**Task brief:**
Copy the lines holding the word "中国大陆各地集装箱船到港量", all of them.

**Available data:**

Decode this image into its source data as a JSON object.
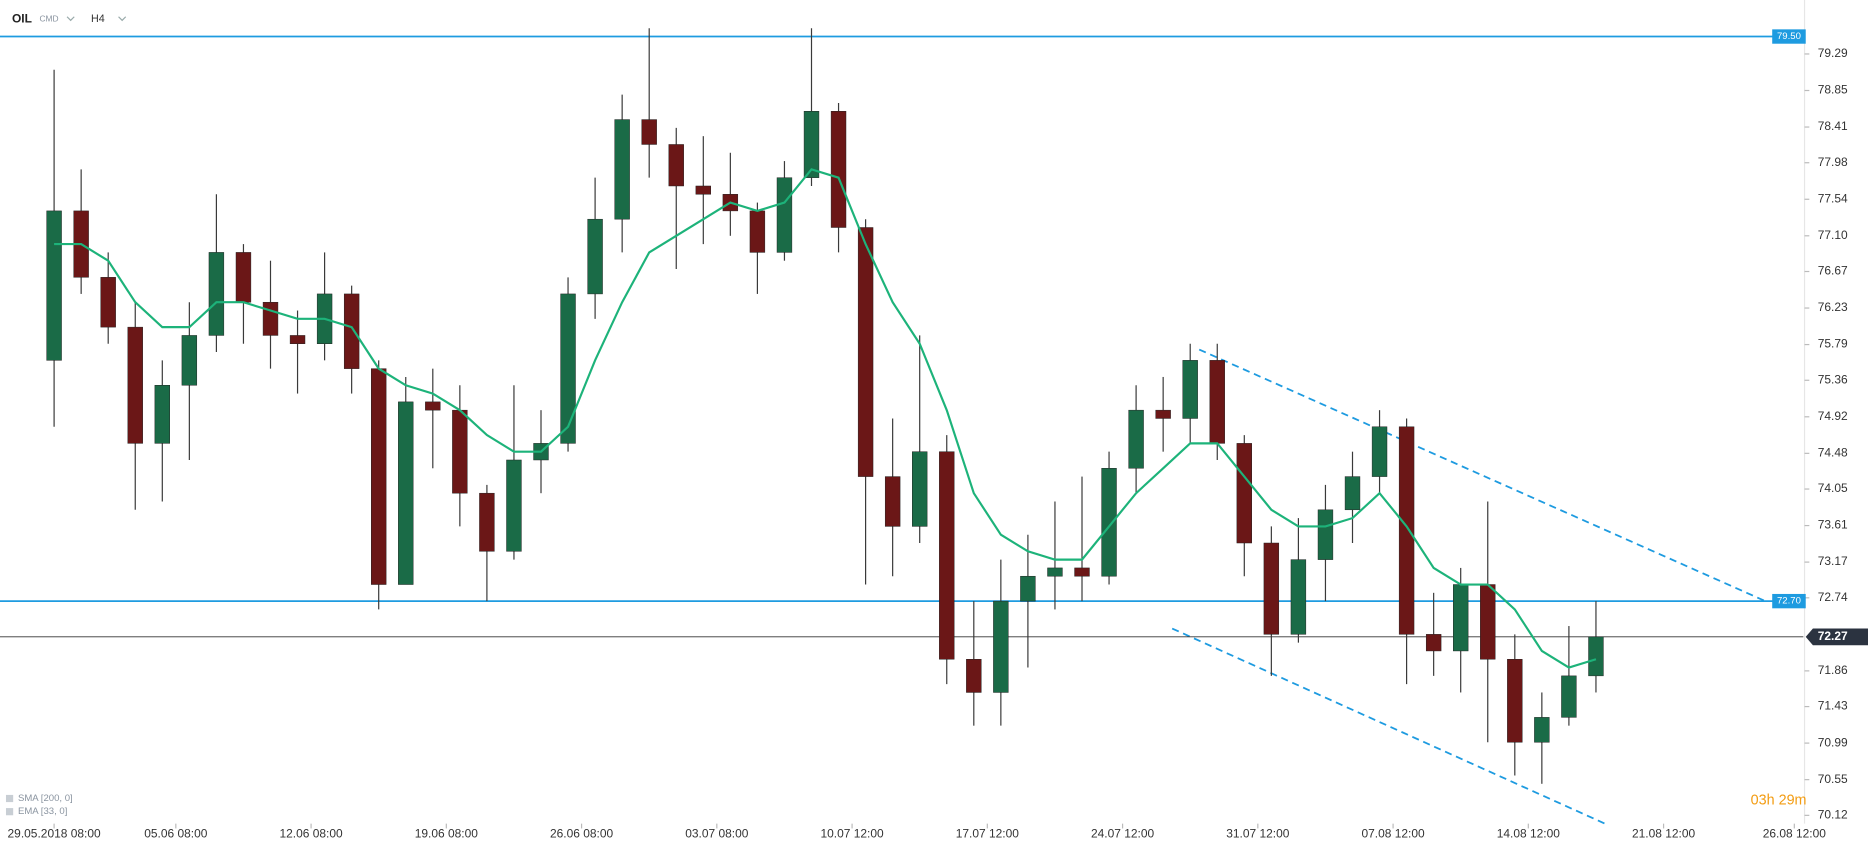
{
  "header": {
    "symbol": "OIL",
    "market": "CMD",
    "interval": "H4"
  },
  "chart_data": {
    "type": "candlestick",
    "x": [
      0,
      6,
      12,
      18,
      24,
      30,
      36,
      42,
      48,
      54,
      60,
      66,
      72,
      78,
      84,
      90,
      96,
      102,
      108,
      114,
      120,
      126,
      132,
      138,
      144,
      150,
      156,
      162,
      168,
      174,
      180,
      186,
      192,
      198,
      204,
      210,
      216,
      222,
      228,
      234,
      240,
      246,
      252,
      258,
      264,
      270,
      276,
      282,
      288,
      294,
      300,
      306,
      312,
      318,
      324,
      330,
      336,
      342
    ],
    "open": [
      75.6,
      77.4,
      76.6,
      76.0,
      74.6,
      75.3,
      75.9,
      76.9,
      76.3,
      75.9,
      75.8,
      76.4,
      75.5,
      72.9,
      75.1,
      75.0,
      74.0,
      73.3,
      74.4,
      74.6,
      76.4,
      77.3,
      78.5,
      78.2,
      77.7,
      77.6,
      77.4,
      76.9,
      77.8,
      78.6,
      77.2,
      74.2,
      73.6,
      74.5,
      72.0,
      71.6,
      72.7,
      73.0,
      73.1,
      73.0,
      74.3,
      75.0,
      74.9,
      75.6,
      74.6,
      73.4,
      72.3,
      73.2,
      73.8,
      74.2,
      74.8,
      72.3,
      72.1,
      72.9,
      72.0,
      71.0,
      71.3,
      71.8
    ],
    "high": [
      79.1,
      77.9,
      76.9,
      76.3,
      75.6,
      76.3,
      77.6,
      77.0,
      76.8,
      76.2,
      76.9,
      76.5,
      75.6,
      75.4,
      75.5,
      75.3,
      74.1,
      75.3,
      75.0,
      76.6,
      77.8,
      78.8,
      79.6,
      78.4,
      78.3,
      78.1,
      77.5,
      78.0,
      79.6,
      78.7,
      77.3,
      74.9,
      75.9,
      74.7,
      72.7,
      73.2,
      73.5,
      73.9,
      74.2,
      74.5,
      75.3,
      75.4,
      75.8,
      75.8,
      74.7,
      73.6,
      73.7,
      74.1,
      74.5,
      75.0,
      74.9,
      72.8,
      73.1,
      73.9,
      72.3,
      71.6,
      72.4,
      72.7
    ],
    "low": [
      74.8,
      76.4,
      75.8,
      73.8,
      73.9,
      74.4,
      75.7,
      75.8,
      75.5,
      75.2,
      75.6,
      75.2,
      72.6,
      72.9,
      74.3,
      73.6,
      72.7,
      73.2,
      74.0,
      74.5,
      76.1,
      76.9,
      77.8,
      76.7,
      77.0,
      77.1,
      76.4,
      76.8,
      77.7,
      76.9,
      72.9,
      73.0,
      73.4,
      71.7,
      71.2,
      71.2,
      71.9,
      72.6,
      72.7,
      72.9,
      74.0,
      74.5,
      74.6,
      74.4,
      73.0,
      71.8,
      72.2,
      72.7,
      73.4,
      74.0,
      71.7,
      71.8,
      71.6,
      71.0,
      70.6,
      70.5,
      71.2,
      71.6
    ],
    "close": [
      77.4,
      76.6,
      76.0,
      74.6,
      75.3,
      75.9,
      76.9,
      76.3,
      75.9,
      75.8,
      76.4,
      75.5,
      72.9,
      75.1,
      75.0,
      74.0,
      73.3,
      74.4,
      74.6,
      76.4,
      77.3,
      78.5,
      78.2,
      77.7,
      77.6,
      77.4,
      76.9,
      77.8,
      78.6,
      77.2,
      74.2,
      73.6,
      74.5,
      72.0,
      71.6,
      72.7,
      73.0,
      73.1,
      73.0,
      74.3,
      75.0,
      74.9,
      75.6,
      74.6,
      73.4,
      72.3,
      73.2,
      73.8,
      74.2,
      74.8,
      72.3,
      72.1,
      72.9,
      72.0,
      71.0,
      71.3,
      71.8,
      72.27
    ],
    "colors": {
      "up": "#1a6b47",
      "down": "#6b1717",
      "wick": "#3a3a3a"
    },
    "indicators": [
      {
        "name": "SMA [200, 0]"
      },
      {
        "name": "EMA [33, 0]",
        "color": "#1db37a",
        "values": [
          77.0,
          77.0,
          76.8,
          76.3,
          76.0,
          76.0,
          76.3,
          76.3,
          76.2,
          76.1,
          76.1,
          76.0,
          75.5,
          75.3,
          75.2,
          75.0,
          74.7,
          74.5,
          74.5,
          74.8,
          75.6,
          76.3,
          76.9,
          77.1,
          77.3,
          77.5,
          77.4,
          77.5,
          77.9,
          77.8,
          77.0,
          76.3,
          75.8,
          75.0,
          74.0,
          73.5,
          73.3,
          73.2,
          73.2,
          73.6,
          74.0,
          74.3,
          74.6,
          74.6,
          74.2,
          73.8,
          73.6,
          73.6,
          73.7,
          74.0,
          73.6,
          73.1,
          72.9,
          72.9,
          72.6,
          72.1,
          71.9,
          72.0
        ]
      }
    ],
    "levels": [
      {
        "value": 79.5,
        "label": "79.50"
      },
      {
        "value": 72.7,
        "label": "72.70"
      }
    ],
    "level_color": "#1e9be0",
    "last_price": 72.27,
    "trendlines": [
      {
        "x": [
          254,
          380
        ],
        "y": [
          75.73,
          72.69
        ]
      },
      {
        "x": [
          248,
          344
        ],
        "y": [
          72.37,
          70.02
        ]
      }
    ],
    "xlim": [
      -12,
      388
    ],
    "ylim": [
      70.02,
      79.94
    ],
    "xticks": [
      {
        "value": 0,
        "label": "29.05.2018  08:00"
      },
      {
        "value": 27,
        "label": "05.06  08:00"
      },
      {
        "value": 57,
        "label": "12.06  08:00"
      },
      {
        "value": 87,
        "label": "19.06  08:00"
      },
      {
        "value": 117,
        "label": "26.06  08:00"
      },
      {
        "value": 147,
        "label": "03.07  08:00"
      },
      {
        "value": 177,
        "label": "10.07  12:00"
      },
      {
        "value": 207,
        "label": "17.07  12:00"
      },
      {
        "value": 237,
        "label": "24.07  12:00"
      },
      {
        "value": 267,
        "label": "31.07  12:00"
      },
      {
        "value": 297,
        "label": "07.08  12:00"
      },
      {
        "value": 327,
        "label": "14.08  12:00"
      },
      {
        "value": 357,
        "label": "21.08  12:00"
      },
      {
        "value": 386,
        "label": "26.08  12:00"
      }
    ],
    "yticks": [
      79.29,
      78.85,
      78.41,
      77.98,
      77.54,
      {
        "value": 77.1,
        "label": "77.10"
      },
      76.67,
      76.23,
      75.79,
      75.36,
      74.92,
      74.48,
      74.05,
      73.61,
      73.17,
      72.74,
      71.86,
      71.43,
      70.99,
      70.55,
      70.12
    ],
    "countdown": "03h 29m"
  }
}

--

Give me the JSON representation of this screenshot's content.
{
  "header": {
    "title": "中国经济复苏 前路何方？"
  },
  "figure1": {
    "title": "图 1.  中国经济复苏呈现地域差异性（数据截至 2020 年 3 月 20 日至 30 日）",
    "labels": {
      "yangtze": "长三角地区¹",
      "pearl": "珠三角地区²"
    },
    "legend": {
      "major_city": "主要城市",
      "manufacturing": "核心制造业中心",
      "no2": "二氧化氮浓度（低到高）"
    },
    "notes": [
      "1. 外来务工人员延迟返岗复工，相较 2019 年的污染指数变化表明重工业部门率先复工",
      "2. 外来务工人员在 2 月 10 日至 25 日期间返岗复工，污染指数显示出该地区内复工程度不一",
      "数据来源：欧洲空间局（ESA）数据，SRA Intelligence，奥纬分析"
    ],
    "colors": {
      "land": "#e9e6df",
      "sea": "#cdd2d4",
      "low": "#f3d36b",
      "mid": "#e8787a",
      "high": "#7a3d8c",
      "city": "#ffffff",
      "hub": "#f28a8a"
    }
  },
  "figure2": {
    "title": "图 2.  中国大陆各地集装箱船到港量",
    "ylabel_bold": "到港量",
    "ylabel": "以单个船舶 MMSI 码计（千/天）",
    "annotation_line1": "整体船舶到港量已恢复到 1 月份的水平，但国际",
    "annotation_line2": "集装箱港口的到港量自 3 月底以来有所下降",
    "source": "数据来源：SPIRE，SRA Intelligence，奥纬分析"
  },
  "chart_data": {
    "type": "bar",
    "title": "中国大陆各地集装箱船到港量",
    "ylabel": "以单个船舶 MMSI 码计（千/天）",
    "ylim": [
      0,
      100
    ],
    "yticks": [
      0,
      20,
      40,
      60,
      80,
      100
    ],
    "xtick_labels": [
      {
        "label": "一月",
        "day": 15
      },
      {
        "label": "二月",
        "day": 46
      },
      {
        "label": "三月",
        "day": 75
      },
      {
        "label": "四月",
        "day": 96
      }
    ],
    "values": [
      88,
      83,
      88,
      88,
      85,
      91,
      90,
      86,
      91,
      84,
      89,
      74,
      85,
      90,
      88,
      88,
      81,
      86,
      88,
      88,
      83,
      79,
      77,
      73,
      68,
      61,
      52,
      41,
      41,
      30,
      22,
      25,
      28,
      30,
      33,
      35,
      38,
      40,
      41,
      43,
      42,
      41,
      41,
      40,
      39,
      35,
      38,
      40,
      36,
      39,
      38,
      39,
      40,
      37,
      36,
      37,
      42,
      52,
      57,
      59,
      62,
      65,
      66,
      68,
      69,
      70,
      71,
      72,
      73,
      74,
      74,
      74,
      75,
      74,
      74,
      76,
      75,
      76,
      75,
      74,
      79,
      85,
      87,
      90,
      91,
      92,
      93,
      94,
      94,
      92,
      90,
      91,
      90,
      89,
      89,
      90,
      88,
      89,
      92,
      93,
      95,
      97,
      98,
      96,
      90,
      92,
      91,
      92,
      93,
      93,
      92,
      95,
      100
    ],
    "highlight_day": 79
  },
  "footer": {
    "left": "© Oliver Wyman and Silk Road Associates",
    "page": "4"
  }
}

**Written response:**
    "title": "图 2.  中国大陆各地集装箱船到港量",
    "title": "中国大陆各地集装箱船到港量",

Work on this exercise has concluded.